What you are asked to do - Copy each line that contains the word "Floral".

Input rows -
>> Begin

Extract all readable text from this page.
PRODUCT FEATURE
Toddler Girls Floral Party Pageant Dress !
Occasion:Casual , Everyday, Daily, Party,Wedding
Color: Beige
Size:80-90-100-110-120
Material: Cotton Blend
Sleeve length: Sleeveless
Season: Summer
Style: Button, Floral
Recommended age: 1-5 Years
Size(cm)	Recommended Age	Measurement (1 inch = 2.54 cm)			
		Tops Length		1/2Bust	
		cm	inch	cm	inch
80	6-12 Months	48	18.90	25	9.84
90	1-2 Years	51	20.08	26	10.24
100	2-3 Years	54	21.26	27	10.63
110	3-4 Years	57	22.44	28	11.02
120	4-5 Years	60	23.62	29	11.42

>> End

Solution to this problem -
Toddler Girls Floral Party Pageant Dress !
Style: Button, Floral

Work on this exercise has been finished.